[Start]
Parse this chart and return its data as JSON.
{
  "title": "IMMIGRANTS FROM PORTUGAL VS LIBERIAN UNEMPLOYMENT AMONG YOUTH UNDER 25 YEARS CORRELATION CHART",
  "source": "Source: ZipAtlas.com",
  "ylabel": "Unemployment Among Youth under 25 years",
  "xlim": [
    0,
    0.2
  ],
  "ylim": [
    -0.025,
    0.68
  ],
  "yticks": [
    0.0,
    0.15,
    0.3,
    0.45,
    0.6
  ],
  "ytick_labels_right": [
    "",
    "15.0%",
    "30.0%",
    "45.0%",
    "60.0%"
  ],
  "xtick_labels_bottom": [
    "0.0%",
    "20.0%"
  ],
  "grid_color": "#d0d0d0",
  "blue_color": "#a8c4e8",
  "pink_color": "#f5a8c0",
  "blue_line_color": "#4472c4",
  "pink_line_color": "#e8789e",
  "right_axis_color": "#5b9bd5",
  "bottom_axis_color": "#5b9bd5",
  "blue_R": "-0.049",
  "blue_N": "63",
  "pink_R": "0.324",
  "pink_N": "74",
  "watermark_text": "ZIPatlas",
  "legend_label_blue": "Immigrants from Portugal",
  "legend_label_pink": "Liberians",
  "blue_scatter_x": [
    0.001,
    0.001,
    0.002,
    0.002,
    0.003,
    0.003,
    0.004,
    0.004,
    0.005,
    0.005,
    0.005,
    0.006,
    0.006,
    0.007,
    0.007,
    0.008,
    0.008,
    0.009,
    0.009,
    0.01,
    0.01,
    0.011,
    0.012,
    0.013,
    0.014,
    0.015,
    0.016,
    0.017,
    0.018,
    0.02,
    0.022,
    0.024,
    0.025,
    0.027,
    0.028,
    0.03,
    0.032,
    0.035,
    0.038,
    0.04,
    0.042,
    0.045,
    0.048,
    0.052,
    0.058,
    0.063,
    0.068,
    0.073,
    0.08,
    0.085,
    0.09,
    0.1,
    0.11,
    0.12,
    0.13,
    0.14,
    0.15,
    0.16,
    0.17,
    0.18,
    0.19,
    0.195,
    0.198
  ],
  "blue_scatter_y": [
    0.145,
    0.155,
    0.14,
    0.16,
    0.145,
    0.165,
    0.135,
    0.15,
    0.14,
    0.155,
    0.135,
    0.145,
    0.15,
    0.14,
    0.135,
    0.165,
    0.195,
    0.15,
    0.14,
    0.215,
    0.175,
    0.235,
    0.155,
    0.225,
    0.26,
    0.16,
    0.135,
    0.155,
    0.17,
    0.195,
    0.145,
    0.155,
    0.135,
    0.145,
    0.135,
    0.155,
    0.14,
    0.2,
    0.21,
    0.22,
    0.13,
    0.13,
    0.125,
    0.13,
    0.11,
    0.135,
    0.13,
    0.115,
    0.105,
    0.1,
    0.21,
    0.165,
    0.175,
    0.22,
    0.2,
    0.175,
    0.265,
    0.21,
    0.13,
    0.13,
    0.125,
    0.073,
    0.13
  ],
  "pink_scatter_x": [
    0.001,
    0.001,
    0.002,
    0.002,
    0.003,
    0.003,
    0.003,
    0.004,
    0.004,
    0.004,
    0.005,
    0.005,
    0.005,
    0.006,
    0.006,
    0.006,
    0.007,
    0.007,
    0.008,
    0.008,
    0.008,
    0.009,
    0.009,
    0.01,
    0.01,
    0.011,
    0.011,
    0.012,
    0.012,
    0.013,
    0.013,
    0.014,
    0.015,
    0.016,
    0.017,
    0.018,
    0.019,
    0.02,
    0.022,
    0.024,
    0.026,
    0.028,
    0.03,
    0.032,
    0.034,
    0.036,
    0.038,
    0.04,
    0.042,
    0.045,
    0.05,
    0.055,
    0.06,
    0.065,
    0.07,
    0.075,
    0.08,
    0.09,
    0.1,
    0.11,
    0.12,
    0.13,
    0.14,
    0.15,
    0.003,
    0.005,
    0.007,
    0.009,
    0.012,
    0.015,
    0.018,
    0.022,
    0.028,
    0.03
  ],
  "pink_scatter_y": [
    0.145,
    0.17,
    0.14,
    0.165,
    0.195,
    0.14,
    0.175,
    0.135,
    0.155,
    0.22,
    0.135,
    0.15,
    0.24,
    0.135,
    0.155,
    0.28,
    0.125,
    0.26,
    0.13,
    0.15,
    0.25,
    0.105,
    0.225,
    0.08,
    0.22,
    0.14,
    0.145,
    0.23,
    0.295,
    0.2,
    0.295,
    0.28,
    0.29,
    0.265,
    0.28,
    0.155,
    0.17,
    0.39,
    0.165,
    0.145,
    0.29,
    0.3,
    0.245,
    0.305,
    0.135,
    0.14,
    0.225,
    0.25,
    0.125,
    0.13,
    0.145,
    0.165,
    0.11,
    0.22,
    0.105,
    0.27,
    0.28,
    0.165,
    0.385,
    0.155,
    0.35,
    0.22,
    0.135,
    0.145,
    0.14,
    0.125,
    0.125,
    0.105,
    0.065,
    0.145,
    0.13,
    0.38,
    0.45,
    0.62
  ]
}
[End]
Output the whole listing above again, word for word.

→ **EXPECTED ANSWER**:
Parse this chart and return its data as JSON.
{
  "title": "IMMIGRANTS FROM PORTUGAL VS LIBERIAN UNEMPLOYMENT AMONG YOUTH UNDER 25 YEARS CORRELATION CHART",
  "source": "Source: ZipAtlas.com",
  "ylabel": "Unemployment Among Youth under 25 years",
  "xlim": [
    0,
    0.2
  ],
  "ylim": [
    -0.025,
    0.68
  ],
  "yticks": [
    0.0,
    0.15,
    0.3,
    0.45,
    0.6
  ],
  "ytick_labels_right": [
    "",
    "15.0%",
    "30.0%",
    "45.0%",
    "60.0%"
  ],
  "xtick_labels_bottom": [
    "0.0%",
    "20.0%"
  ],
  "grid_color": "#d0d0d0",
  "blue_color": "#a8c4e8",
  "pink_color": "#f5a8c0",
  "blue_line_color": "#4472c4",
  "pink_line_color": "#e8789e",
  "right_axis_color": "#5b9bd5",
  "bottom_axis_color": "#5b9bd5",
  "blue_R": "-0.049",
  "blue_N": "63",
  "pink_R": "0.324",
  "pink_N": "74",
  "watermark_text": "ZIPatlas",
  "legend_label_blue": "Immigrants from Portugal",
  "legend_label_pink": "Liberians",
  "blue_scatter_x": [
    0.001,
    0.001,
    0.002,
    0.002,
    0.003,
    0.003,
    0.004,
    0.004,
    0.005,
    0.005,
    0.005,
    0.006,
    0.006,
    0.007,
    0.007,
    0.008,
    0.008,
    0.009,
    0.009,
    0.01,
    0.01,
    0.011,
    0.012,
    0.013,
    0.014,
    0.015,
    0.016,
    0.017,
    0.018,
    0.02,
    0.022,
    0.024,
    0.025,
    0.027,
    0.028,
    0.03,
    0.032,
    0.035,
    0.038,
    0.04,
    0.042,
    0.045,
    0.048,
    0.052,
    0.058,
    0.063,
    0.068,
    0.073,
    0.08,
    0.085,
    0.09,
    0.1,
    0.11,
    0.12,
    0.13,
    0.14,
    0.15,
    0.16,
    0.17,
    0.18,
    0.19,
    0.195,
    0.198
  ],
  "blue_scatter_y": [
    0.145,
    0.155,
    0.14,
    0.16,
    0.145,
    0.165,
    0.135,
    0.15,
    0.14,
    0.155,
    0.135,
    0.145,
    0.15,
    0.14,
    0.135,
    0.165,
    0.195,
    0.15,
    0.14,
    0.215,
    0.175,
    0.235,
    0.155,
    0.225,
    0.26,
    0.16,
    0.135,
    0.155,
    0.17,
    0.195,
    0.145,
    0.155,
    0.135,
    0.145,
    0.135,
    0.155,
    0.14,
    0.2,
    0.21,
    0.22,
    0.13,
    0.13,
    0.125,
    0.13,
    0.11,
    0.135,
    0.13,
    0.115,
    0.105,
    0.1,
    0.21,
    0.165,
    0.175,
    0.22,
    0.2,
    0.175,
    0.265,
    0.21,
    0.13,
    0.13,
    0.125,
    0.073,
    0.13
  ],
  "pink_scatter_x": [
    0.001,
    0.001,
    0.002,
    0.002,
    0.003,
    0.003,
    0.003,
    0.004,
    0.004,
    0.004,
    0.005,
    0.005,
    0.005,
    0.006,
    0.006,
    0.006,
    0.007,
    0.007,
    0.008,
    0.008,
    0.008,
    0.009,
    0.009,
    0.01,
    0.01,
    0.011,
    0.011,
    0.012,
    0.012,
    0.013,
    0.013,
    0.014,
    0.015,
    0.016,
    0.017,
    0.018,
    0.019,
    0.02,
    0.022,
    0.024,
    0.026,
    0.028,
    0.03,
    0.032,
    0.034,
    0.036,
    0.038,
    0.04,
    0.042,
    0.045,
    0.05,
    0.055,
    0.06,
    0.065,
    0.07,
    0.075,
    0.08,
    0.09,
    0.1,
    0.11,
    0.12,
    0.13,
    0.14,
    0.15,
    0.003,
    0.005,
    0.007,
    0.009,
    0.012,
    0.015,
    0.018,
    0.022,
    0.028,
    0.03
  ],
  "pink_scatter_y": [
    0.145,
    0.17,
    0.14,
    0.165,
    0.195,
    0.14,
    0.175,
    0.135,
    0.155,
    0.22,
    0.135,
    0.15,
    0.24,
    0.135,
    0.155,
    0.28,
    0.125,
    0.26,
    0.13,
    0.15,
    0.25,
    0.105,
    0.225,
    0.08,
    0.22,
    0.14,
    0.145,
    0.23,
    0.295,
    0.2,
    0.295,
    0.28,
    0.29,
    0.265,
    0.28,
    0.155,
    0.17,
    0.39,
    0.165,
    0.145,
    0.29,
    0.3,
    0.245,
    0.305,
    0.135,
    0.14,
    0.225,
    0.25,
    0.125,
    0.13,
    0.145,
    0.165,
    0.11,
    0.22,
    0.105,
    0.27,
    0.28,
    0.165,
    0.385,
    0.155,
    0.35,
    0.22,
    0.135,
    0.145,
    0.14,
    0.125,
    0.125,
    0.105,
    0.065,
    0.145,
    0.13,
    0.38,
    0.45,
    0.62
  ]
}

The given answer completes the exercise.